-- What the exercise asks --
Without including any pictures, copy each entry below exactly.

-- Records provided --
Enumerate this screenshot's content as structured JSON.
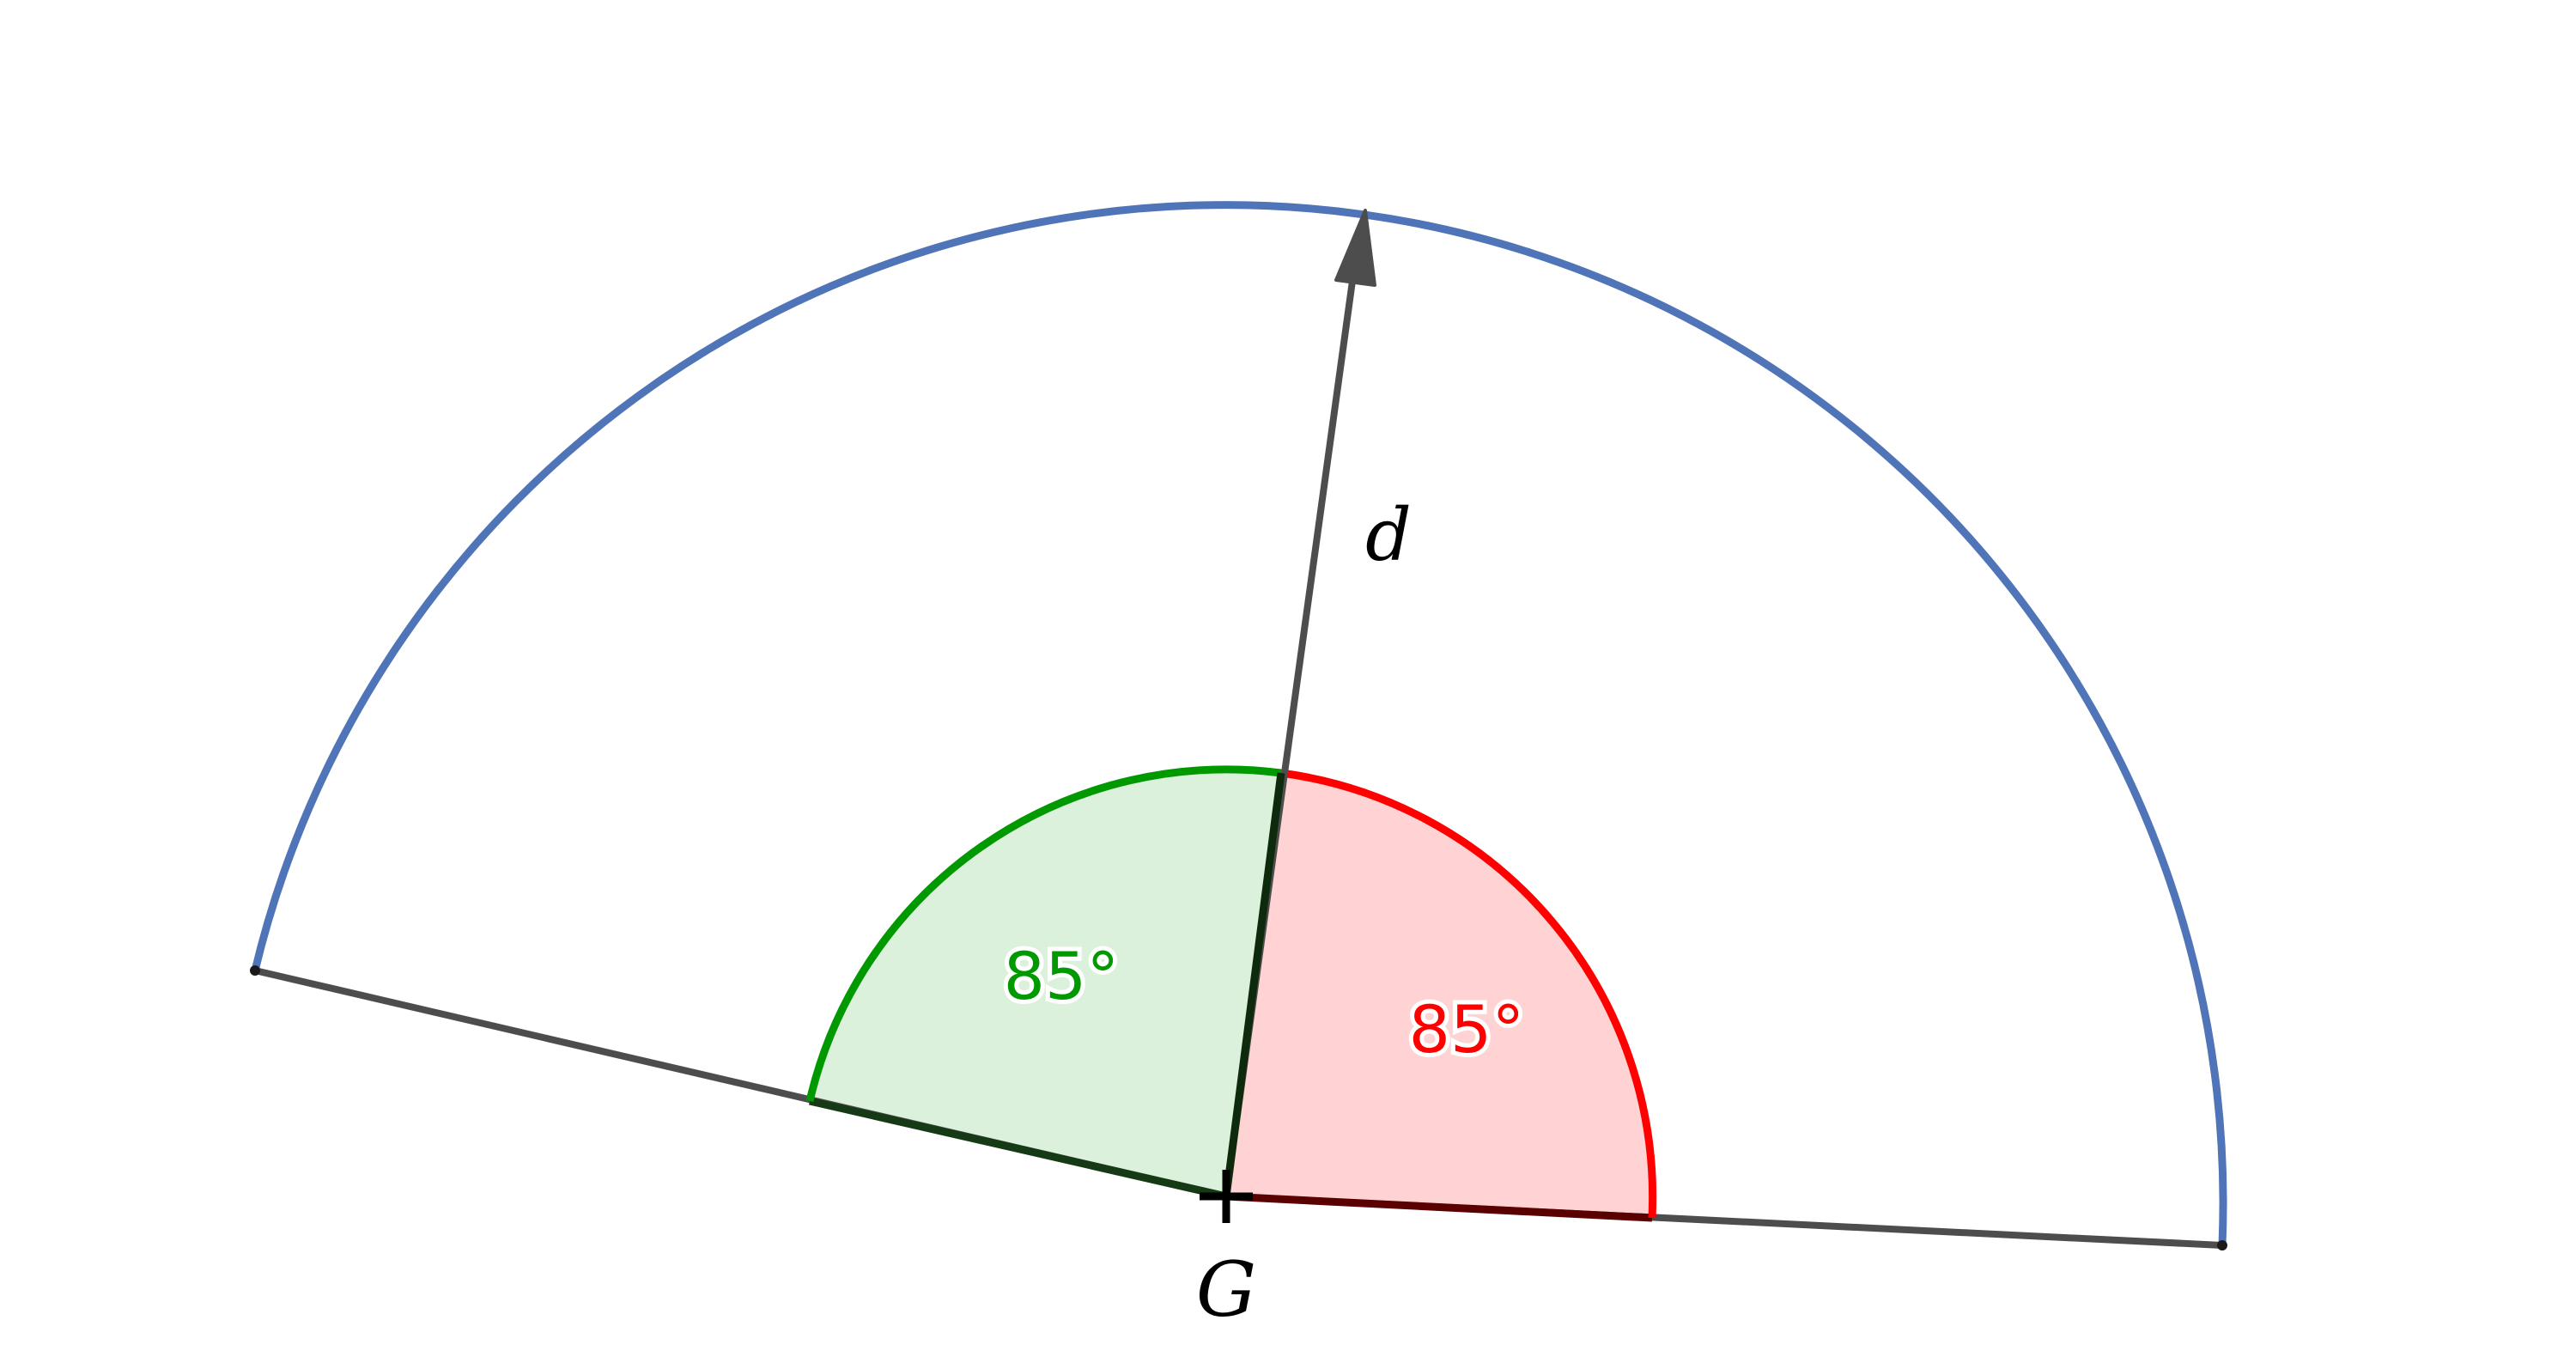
{
  "labels": {
    "center": "G",
    "vector": "d",
    "angle_left": "85°",
    "angle_right": "85°"
  },
  "colors": {
    "outer_arc": "#4f74b8",
    "segment": "#4d4d4d",
    "green_stroke": "#009900",
    "green_fill": "#dcf1dc",
    "red_stroke": "#ff0000",
    "red_fill": "#ffd3d3",
    "text": "#000000"
  }
}
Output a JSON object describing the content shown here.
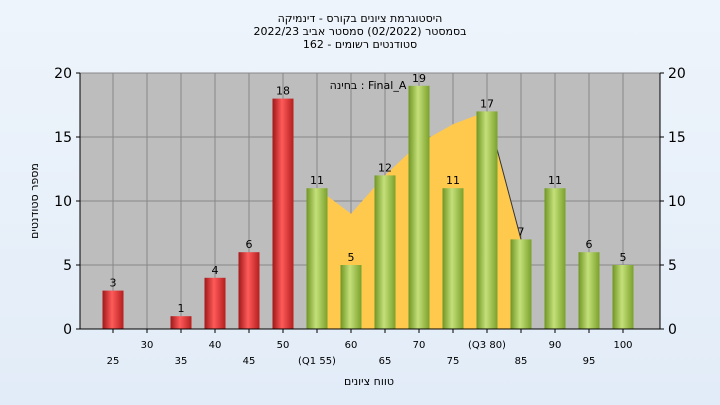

-- Correct answer --
Enumerate this screenshot's content as structured JSON.
{
  "labels": {
    "center": "G",
    "vector": "d",
    "angle_left": "85°",
    "angle_right": "85°"
  },
  "colors": {
    "outer_arc": "#4f74b8",
    "segment": "#4d4d4d",
    "green_stroke": "#009900",
    "green_fill": "#dcf1dc",
    "red_stroke": "#ff0000",
    "red_fill": "#ffd3d3",
    "text": "#000000"
  }
}
Output a JSON object describing the content shown here.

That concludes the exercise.